_Set exercise 1_:
Copy the records word for word, from their first line up to and including the line that contains "fit-point — [865, 758, 885, 778]".
--- START Document extract ---
Fixing known problems with collections and arrays

In many cases, the best fix to a performance problem stems from deep understanding of the code, and architectural changes that completely eliminate problematic objects and/or result in more appropriate data structures. The tips presented below assume that either the application is already considered well-optimized, or only limited, local changes can be made to it for whatever reason.

Empty collections and arrays. A radical way to avoid the overhead of empty collections is to avoid allocating them until the first use (lazy initialization). If a collection is referenced by a data field that's accessed by many methods, switching to lazy initialization would require changing the code of all these methods, so that they check if the field is null and initialize it if so. That would make the code less readable and more brittle; the alternative is to replace all these direct uses with calls to a single accessor method that deals with lazy initialization. Still such changes may be time-consuming, and in some cases may create races in object initialization if these methods can be called by multiple threads.
--- END Document extract ---
--- START Supplied material ---
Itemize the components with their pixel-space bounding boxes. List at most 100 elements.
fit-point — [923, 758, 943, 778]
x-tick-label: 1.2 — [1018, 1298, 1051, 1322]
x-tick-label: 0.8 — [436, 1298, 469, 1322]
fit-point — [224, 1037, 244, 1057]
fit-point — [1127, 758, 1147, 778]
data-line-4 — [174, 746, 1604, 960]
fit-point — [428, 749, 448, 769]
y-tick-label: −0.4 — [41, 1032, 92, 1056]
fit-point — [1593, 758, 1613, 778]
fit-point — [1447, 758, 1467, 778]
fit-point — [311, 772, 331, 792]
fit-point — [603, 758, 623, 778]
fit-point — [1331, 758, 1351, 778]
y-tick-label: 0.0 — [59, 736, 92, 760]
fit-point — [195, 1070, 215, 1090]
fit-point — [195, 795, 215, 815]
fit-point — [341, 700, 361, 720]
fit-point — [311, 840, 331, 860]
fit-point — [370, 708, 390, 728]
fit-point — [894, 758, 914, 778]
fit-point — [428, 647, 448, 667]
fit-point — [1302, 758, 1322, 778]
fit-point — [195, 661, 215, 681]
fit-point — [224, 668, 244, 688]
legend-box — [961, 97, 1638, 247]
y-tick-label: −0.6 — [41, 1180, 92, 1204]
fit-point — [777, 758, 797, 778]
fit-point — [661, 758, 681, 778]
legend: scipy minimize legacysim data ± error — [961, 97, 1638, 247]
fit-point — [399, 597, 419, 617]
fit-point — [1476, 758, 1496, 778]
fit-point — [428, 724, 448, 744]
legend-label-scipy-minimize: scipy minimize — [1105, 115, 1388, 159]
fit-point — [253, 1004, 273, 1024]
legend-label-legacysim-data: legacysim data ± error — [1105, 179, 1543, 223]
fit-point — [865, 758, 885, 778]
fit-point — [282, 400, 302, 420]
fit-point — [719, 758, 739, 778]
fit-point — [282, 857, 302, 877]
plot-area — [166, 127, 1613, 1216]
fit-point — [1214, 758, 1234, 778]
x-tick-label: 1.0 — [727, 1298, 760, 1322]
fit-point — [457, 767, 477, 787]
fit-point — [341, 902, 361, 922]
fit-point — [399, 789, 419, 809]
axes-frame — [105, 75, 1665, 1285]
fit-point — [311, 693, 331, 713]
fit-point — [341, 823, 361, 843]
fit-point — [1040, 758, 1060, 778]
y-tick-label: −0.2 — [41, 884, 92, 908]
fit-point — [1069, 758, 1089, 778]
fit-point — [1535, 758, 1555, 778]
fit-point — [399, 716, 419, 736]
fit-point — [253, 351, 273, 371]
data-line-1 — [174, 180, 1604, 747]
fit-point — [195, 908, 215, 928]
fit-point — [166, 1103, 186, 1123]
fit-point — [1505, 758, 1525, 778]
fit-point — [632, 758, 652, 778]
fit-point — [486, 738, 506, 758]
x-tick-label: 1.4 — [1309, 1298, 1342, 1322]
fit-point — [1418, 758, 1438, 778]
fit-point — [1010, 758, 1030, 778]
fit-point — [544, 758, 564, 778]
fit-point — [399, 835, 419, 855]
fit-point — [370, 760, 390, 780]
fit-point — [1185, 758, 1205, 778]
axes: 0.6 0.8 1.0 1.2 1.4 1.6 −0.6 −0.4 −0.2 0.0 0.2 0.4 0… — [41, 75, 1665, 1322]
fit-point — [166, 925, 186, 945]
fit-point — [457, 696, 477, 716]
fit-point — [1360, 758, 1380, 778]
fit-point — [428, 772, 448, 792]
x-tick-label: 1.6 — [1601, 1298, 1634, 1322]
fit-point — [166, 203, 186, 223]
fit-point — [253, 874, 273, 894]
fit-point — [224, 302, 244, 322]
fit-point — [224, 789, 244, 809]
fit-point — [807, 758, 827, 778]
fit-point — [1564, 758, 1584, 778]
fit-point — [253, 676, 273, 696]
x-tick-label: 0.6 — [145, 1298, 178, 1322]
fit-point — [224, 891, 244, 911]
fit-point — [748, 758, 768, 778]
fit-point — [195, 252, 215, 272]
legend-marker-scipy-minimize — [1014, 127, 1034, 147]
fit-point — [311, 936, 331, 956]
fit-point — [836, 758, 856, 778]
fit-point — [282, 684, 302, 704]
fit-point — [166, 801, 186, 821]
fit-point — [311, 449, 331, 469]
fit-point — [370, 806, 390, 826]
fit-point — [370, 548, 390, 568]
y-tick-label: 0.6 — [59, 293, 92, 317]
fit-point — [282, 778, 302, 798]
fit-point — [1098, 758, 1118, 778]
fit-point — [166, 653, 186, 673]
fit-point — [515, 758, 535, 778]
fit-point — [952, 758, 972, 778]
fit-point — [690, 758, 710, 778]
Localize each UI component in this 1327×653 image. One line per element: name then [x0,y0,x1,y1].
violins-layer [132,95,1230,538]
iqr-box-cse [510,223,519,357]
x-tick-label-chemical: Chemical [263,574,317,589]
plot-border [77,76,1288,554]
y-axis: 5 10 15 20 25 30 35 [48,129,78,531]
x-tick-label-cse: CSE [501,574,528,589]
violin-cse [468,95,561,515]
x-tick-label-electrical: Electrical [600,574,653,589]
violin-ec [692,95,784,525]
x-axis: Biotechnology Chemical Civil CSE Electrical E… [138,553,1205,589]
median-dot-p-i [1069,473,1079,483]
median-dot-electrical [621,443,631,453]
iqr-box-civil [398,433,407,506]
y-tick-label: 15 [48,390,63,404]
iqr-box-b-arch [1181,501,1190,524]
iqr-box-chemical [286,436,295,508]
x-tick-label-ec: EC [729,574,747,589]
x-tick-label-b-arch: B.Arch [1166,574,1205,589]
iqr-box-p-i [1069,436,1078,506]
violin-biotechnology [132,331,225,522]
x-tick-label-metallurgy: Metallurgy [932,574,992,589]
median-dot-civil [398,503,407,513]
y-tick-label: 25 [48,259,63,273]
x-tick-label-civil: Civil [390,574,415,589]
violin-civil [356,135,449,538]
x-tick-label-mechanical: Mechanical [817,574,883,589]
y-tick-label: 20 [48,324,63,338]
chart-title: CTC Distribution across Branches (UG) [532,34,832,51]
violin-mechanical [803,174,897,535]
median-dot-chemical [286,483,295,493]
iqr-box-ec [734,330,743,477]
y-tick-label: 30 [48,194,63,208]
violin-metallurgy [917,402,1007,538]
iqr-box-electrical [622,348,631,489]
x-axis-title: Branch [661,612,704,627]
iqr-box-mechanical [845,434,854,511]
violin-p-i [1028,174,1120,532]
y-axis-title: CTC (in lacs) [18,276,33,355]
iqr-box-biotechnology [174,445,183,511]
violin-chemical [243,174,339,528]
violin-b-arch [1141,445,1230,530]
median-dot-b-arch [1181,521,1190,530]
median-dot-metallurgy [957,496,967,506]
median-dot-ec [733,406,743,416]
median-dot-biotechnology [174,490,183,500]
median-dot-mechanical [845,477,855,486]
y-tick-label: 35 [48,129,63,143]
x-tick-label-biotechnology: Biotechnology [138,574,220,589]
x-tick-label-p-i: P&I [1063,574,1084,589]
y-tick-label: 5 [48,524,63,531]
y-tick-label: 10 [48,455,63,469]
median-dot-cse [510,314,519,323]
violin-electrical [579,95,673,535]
--- END Supplied material ---
_Set exercise 2_:
Pick up the passage on fixing problems with collections and arrays at the point where it ends, and continue it.

_Written answer 1_:
Itemize the components with their pixel-space bounding boxes. List at most 100 elements.
fit-point — [923, 758, 943, 778]
x-tick-label: 1.2 — [1018, 1298, 1051, 1322]
x-tick-label: 0.8 — [436, 1298, 469, 1322]
fit-point — [224, 1037, 244, 1057]
fit-point — [1127, 758, 1147, 778]
data-line-4 — [174, 746, 1604, 960]
fit-point — [428, 749, 448, 769]
y-tick-label: −0.4 — [41, 1032, 92, 1056]
fit-point — [1593, 758, 1613, 778]
fit-point — [1447, 758, 1467, 778]
fit-point — [311, 772, 331, 792]
fit-point — [603, 758, 623, 778]
fit-point — [1331, 758, 1351, 778]
y-tick-label: 0.0 — [59, 736, 92, 760]
fit-point — [195, 1070, 215, 1090]
fit-point — [195, 795, 215, 815]
fit-point — [341, 700, 361, 720]
fit-point — [311, 840, 331, 860]
fit-point — [370, 708, 390, 728]
fit-point — [894, 758, 914, 778]
fit-point — [428, 647, 448, 667]
fit-point — [1302, 758, 1322, 778]
fit-point — [195, 661, 215, 681]
fit-point — [224, 668, 244, 688]
legend-box — [961, 97, 1638, 247]
y-tick-label: −0.6 — [41, 1180, 92, 1204]
fit-point — [777, 758, 797, 778]
fit-point — [661, 758, 681, 778]
legend: scipy minimize legacysim data ± error — [961, 97, 1638, 247]
fit-point — [399, 597, 419, 617]
fit-point — [1476, 758, 1496, 778]
fit-point — [428, 724, 448, 744]
legend-label-scipy-minimize: scipy minimize — [1105, 115, 1388, 159]
fit-point — [253, 1004, 273, 1024]
legend-label-legacysim-data: legacysim data ± error — [1105, 179, 1543, 223]
fit-point — [865, 758, 885, 778]

_Written answer 2_:
For this reason, in some situations it makes sense to leave eager collection initialization in place, but change its initial capacity to a smaller number, e.g. use new HashMap(8) instead of new HashMap() (the latter is equivalent to new HashMap(16)). This will reduce the overhead for those HashMaps that stay empty, but may result in some performance overhead due to more frequent collection resizing if many HashMaps allocated at the same site end up growing bigger than their initial capacity. Here, as well as in other cases described below, the information on the number of good collections referenced by the same field, that JOverflow provides, may very helpful. If most collections are bad, the overhead due to the few good ones, that will be negatively affected by the fix, is likely to be negligible. However, if a considerable number of collections allocated at the given point in the code are good, the fix will have to be more sophisticated.

Length 0 arrays are useless in most cases, and should be avoided whenever possible. However, one common case where this cannot be done easily is when some array (a data field, or a value returned by some method) is handled in many places in the code, and changing them all to check for null is difficult. In that case, a reasonable alternative is to create an empty array of the appropriate type once, save it in a special static field, and then assign or return this singleton instance every time a zero size is passed in.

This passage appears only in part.